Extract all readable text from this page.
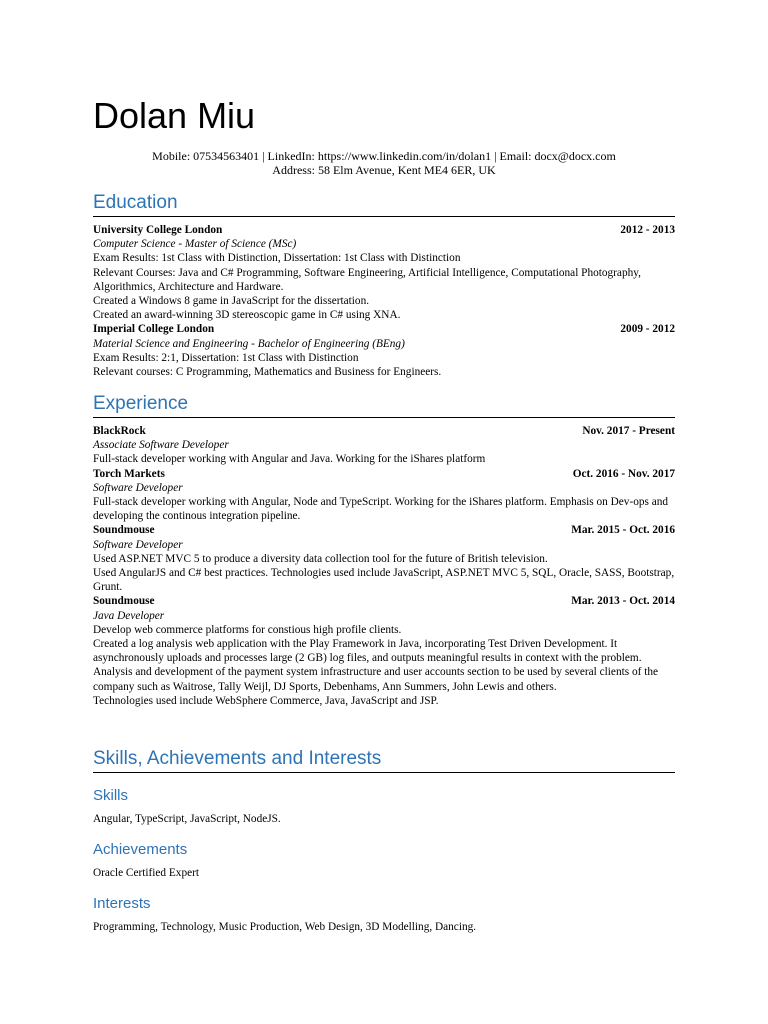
Dolan Miu
Mobile: 07534563401 | LinkedIn: https://www.linkedin.com/in/dolan1 | Email: docx@docx.com
Address: 58 Elm Avenue, Kent ME4 6ER, UK
Education
University College London	2012 - 2013
Computer Science - Master of Science (MSc)
Exam Results: 1st Class with Distinction, Dissertation: 1st Class with Distinction
Relevant Courses: Java and C# Programming, Software Engineering, Artificial Intelligence, Computational Photography, Algorithmics, Architecture and Hardware.
Created a Windows 8 game in JavaScript for the dissertation.
Created an award-winning 3D stereoscopic game in C# using XNA.
Imperial College London	2009 - 2012
Material Science and Engineering - Bachelor of Engineering (BEng)
Exam Results: 2:1, Dissertation: 1st Class with Distinction
Relevant courses: C Programming, Mathematics and Business for Engineers.
Experience
BlackRock	Nov. 2017 - Present
Associate Software Developer
Full-stack developer working with Angular and Java. Working for the iShares platform
Torch Markets	Oct. 2016 - Nov. 2017
Software Developer
Full-stack developer working with Angular, Node and TypeScript. Working for the iShares platform. Emphasis on Dev-ops and developing the continous integration pipeline.
Soundmouse	Mar. 2015 - Oct. 2016
Software Developer
Used ASP.NET MVC 5 to produce a diversity data collection tool for the future of British television.
Used AngularJS and C# best practices. Technologies used include JavaScript, ASP.NET MVC 5, SQL, Oracle, SASS, Bootstrap, Grunt.
Soundmouse	Mar. 2013 - Oct. 2014
Java Developer
Develop web commerce platforms for constious high profile clients.
Created a log analysis web application with the Play Framework in Java, incorporating Test Driven Development. It asynchronously uploads and processes large (2 GB) log files, and outputs meaningful results in context with the problem.
Analysis and development of the payment system infrastructure and user accounts section to be used by several clients of the company such as Waitrose, Tally Weijl, DJ Sports, Debenhams, Ann Summers, John Lewis and others.
Technologies used include WebSphere Commerce, Java, JavaScript and JSP.
Skills, Achievements and Interests
Skills
Angular, TypeScript, JavaScript, NodeJS.
Achievements
Oracle Certified Expert
Interests
Programming, Technology, Music Production, Web Design, 3D Modelling, Dancing.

__________________________________________________

TASK OBJECTIVE: Give nothing but the count of lines in the listing above that hold the string "College".

PROBLEM SOLUTION: 2